Goal: Can the data below be echoed back word for word?

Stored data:
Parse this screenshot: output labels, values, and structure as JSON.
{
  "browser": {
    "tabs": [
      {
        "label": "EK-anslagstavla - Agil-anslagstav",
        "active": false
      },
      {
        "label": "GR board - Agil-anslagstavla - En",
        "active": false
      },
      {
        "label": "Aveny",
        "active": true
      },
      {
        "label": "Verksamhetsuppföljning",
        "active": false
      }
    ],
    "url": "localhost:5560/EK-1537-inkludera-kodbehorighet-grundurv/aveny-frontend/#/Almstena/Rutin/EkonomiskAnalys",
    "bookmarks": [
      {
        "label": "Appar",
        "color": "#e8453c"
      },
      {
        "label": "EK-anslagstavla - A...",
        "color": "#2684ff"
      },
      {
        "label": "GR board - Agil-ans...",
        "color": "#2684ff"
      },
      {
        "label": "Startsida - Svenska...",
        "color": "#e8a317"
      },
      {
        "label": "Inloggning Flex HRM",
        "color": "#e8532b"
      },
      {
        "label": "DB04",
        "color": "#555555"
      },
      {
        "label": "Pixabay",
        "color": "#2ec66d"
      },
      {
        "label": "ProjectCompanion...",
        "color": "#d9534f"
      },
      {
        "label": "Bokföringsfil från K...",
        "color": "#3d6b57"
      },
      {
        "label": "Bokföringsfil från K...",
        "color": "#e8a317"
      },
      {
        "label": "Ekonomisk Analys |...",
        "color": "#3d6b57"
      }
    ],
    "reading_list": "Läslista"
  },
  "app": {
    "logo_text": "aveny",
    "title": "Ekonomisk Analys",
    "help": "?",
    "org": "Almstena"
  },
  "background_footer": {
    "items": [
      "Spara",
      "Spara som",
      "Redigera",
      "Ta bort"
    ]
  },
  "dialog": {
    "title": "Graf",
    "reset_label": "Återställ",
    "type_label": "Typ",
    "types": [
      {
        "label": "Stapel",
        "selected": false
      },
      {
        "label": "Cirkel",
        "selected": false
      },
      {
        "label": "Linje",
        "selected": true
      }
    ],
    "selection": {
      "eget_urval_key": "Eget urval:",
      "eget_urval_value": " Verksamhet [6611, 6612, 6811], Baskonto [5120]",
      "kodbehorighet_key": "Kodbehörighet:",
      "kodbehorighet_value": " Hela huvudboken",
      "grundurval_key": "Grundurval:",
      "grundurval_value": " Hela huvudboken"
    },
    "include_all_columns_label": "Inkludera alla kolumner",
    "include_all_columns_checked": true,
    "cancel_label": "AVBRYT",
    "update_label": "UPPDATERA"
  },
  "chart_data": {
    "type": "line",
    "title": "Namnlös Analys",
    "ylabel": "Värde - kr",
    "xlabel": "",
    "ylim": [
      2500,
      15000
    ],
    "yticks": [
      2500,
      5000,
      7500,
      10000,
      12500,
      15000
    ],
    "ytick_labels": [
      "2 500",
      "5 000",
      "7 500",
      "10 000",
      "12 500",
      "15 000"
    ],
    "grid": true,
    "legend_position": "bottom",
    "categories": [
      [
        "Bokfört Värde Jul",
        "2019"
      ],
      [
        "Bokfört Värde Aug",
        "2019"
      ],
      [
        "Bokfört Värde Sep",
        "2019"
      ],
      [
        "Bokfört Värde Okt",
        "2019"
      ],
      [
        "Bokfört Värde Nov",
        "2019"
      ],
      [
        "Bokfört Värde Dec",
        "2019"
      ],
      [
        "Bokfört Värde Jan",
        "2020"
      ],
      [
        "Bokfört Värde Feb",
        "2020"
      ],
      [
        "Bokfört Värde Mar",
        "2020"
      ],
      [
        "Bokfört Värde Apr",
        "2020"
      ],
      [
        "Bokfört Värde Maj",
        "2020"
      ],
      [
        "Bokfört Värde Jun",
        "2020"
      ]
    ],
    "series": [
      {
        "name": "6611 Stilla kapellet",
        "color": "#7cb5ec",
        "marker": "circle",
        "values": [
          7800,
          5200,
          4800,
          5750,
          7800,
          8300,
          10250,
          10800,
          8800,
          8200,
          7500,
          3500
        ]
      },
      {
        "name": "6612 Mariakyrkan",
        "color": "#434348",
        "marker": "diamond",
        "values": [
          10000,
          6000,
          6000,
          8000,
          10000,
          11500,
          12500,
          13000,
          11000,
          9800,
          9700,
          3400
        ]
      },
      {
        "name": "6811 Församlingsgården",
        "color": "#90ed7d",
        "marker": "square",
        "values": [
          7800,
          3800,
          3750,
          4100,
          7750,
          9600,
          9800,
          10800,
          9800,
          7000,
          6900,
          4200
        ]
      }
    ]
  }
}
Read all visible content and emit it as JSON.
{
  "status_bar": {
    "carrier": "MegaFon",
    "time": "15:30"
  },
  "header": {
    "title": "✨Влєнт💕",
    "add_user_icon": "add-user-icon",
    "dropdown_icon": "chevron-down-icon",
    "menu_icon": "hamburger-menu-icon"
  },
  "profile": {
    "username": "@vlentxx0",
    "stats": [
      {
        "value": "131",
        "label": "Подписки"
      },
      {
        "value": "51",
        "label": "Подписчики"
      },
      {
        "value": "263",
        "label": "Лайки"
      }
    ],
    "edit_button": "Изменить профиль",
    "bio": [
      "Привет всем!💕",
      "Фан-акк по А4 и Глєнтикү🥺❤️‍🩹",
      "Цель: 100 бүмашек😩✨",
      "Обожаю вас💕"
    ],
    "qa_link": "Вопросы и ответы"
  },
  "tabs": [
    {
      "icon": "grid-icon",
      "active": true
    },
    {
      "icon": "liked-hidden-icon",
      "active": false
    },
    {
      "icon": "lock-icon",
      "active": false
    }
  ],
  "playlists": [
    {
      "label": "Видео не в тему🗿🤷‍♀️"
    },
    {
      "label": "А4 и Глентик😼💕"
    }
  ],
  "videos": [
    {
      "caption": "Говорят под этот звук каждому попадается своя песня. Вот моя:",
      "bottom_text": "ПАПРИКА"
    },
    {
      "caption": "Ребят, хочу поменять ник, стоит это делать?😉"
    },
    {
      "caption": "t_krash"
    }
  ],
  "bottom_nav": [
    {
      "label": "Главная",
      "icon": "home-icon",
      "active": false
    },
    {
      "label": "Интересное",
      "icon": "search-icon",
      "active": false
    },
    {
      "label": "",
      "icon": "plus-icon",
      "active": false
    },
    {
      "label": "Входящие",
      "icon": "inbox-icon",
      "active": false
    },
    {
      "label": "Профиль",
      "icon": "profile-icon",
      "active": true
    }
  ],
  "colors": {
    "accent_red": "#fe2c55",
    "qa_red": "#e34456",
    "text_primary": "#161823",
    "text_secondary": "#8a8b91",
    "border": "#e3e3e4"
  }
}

Worked solution:
Parse this screenshot: output labels, values, and structure as JSON.
{
  "browser": {
    "tabs": [
      {
        "label": "EK-anslagstavla - Agil-anslagstav",
        "active": false
      },
      {
        "label": "GR board - Agil-anslagstavla - En",
        "active": false
      },
      {
        "label": "Aveny",
        "active": true
      },
      {
        "label": "Verksamhetsuppföljning",
        "active": false
      }
    ],
    "url": "localhost:5560/EK-1537-inkludera-kodbehorighet-grundurv/aveny-frontend/#/Almstena/Rutin/EkonomiskAnalys",
    "bookmarks": [
      {
        "label": "Appar",
        "color": "#e8453c"
      },
      {
        "label": "EK-anslagstavla - A...",
        "color": "#2684ff"
      },
      {
        "label": "GR board - Agil-ans...",
        "color": "#2684ff"
      },
      {
        "label": "Startsida - Svenska...",
        "color": "#e8a317"
      },
      {
        "label": "Inloggning Flex HRM",
        "color": "#e8532b"
      },
      {
        "label": "DB04",
        "color": "#555555"
      },
      {
        "label": "Pixabay",
        "color": "#2ec66d"
      },
      {
        "label": "ProjectCompanion...",
        "color": "#d9534f"
      },
      {
        "label": "Bokföringsfil från K...",
        "color": "#3d6b57"
      },
      {
        "label": "Bokföringsfil från K...",
        "color": "#e8a317"
      },
      {
        "label": "Ekonomisk Analys |...",
        "color": "#3d6b57"
      }
    ],
    "reading_list": "Läslista"
  },
  "app": {
    "logo_text": "aveny",
    "title": "Ekonomisk Analys",
    "help": "?",
    "org": "Almstena"
  },
  "background_footer": {
    "items": [
      "Spara",
      "Spara som",
      "Redigera",
      "Ta bort"
    ]
  },
  "dialog": {
    "title": "Graf",
    "reset_label": "Återställ",
    "type_label": "Typ",
    "types": [
      {
        "label": "Stapel",
        "selected": false
      },
      {
        "label": "Cirkel",
        "selected": false
      },
      {
        "label": "Linje",
        "selected": true
      }
    ],
    "selection": {
      "eget_urval_key": "Eget urval:",
      "eget_urval_value": " Verksamhet [6611, 6612, 6811], Baskonto [5120]",
      "kodbehorighet_key": "Kodbehörighet:",
      "kodbehorighet_value": " Hela huvudboken",
      "grundurval_key": "Grundurval:",
      "grundurval_value": " Hela huvudboken"
    },
    "include_all_columns_label": "Inkludera alla kolumner",
    "include_all_columns_checked": true,
    "cancel_label": "AVBRYT",
    "update_label": "UPPDATERA"
  },
  "chart_data": {
    "type": "line",
    "title": "Namnlös Analys",
    "ylabel": "Värde - kr",
    "xlabel": "",
    "ylim": [
      2500,
      15000
    ],
    "yticks": [
      2500,
      5000,
      7500,
      10000,
      12500,
      15000
    ],
    "ytick_labels": [
      "2 500",
      "5 000",
      "7 500",
      "10 000",
      "12 500",
      "15 000"
    ],
    "grid": true,
    "legend_position": "bottom",
    "categories": [
      [
        "Bokfört Värde Jul",
        "2019"
      ],
      [
        "Bokfört Värde Aug",
        "2019"
      ],
      [
        "Bokfört Värde Sep",
        "2019"
      ],
      [
        "Bokfört Värde Okt",
        "2019"
      ],
      [
        "Bokfört Värde Nov",
        "2019"
      ],
      [
        "Bokfört Värde Dec",
        "2019"
      ],
      [
        "Bokfört Värde Jan",
        "2020"
      ],
      [
        "Bokfört Värde Feb",
        "2020"
      ],
      [
        "Bokfört Värde Mar",
        "2020"
      ],
      [
        "Bokfört Värde Apr",
        "2020"
      ],
      [
        "Bokfört Värde Maj",
        "2020"
      ],
      [
        "Bokfört Värde Jun",
        "2020"
      ]
    ],
    "series": [
      {
        "name": "6611 Stilla kapellet",
        "color": "#7cb5ec",
        "marker": "circle",
        "values": [
          7800,
          5200,
          4800,
          5750,
          7800,
          8300,
          10250,
          10800,
          8800,
          8200,
          7500,
          3500
        ]
      },
      {
        "name": "6612 Mariakyrkan",
        "color": "#434348",
        "marker": "diamond",
        "values": [
          10000,
          6000,
          6000,
          8000,
          10000,
          11500,
          12500,
          13000,
          11000,
          9800,
          9700,
          3400
        ]
      },
      {
        "name": "6811 Församlingsgården",
        "color": "#90ed7d",
        "marker": "square",
        "values": [
          7800,
          3800,
          3750,
          4100,
          7750,
          9600,
          9800,
          10800,
          9800,
          7000,
          6900,
          4200
        ]
      }
    ]
  }
}
Read all visible content and emit it as JSON.
{
  "status_bar": {
    "carrier": "MegaFon",
    "time": "15:30"
  },
  "header": {
    "title": "✨Влєнт💕",
    "add_user_icon": "add-user-icon",
    "dropdown_icon": "chevron-down-icon",
    "menu_icon": "hamburger-menu-icon"
  },
  "profile": {
    "username": "@vlentxx0",
    "stats": [
      {
        "value": "131",
        "label": "Подписки"
      },
      {
        "value": "51",
        "label": "Подписчики"
      },
      {
        "value": "263",
        "label": "Лайки"
      }
    ],
    "edit_button": "Изменить профиль",
    "bio": [
      "Привет всем!💕",
      "Фан-акк по А4 и Глєнтикү🥺❤️‍🩹",
      "Цель: 100 бүмашек😩✨",
      "Обожаю вас💕"
    ],
    "qa_link": "Вопросы и ответы"
  },
  "tabs": [
    {
      "icon": "grid-icon",
      "active": true
    },
    {
      "icon": "liked-hidden-icon",
      "active": false
    },
    {
      "icon": "lock-icon",
      "active": false
    }
  ],
  "playlists": [
    {
      "label": "Видео не в тему🗿🤷‍♀️"
    },
    {
      "label": "А4 и Глентик😼💕"
    }
  ],
  "videos": [
    {
      "caption": "Говорят под этот звук каждому попадается своя песня. Вот моя:",
      "bottom_text": "ПАПРИКА"
    },
    {
      "caption": "Ребят, хочу поменять ник, стоит это делать?😉"
    },
    {
      "caption": "t_krash"
    }
  ],
  "bottom_nav": [
    {
      "label": "Главная",
      "icon": "home-icon",
      "active": false
    },
    {
      "label": "Интересное",
      "icon": "search-icon",
      "active": false
    },
    {
      "label": "",
      "icon": "plus-icon",
      "active": false
    },
    {
      "label": "Входящие",
      "icon": "inbox-icon",
      "active": false
    },
    {
      "label": "Профиль",
      "icon": "profile-icon",
      "active": true
    }
  ],
  "colors": {
    "accent_red": "#fe2c55",
    "qa_red": "#e34456",
    "text_primary": "#161823",
    "text_secondary": "#8a8b91",
    "border": "#e3e3e4"
  }
}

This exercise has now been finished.